§ Stated exercise
Report every line in the listing below where the string "that" shows up.

Stored items
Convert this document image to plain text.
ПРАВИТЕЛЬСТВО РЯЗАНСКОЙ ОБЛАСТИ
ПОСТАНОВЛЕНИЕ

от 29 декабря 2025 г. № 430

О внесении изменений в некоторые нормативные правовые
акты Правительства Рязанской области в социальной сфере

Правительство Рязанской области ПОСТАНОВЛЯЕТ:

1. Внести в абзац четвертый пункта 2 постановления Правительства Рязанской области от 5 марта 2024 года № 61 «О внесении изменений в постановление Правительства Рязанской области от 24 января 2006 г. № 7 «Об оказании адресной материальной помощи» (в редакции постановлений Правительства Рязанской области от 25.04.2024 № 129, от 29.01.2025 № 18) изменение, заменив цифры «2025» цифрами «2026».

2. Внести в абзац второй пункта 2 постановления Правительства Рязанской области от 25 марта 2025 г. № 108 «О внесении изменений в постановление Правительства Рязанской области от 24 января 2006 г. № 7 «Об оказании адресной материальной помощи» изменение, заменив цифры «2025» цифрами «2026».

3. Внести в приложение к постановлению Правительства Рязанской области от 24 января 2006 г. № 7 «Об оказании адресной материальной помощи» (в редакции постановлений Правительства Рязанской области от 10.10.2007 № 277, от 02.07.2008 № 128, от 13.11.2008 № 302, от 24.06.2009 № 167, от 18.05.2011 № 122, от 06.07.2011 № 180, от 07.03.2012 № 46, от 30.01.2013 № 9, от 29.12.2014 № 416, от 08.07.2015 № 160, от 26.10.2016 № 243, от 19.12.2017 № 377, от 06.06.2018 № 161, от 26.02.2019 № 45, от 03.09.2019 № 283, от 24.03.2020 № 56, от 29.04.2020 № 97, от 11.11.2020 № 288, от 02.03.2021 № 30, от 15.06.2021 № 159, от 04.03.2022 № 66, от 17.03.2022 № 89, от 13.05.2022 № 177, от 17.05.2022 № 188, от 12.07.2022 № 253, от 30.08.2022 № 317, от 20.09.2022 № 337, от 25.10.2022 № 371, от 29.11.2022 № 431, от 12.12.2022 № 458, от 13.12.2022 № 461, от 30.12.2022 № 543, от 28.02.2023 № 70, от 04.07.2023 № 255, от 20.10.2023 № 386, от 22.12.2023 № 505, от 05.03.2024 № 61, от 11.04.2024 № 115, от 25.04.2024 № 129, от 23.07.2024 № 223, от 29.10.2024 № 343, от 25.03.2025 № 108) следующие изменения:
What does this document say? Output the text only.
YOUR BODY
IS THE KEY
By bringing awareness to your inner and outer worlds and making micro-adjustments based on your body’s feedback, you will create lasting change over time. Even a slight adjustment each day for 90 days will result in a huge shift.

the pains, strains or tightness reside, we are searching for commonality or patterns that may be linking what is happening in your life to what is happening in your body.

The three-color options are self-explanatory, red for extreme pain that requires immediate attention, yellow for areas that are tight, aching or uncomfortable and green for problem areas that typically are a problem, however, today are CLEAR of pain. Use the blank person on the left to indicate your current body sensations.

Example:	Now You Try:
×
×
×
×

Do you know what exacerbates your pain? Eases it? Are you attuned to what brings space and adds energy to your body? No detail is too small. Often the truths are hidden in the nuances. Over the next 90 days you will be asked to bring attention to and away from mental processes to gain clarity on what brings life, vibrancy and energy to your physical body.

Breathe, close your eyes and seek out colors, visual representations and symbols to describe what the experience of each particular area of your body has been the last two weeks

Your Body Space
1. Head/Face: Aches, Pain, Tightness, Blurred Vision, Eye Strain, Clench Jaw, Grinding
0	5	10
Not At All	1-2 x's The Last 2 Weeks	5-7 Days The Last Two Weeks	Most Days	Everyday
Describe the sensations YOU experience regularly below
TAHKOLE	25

§ Finished task
the pains, strains or tightness reside, we are searching for commonality or patterns that may be linking what is happening in your life to what is happening in your body.
The three-color options are self-explanatory, red for extreme pain that requires immediate attention, yellow for areas that are tight, aching or uncomfortable and green for problem areas that typically are a problem, however, today are CLEAR of pain. Use the blank person on the left to indicate your current body sensations.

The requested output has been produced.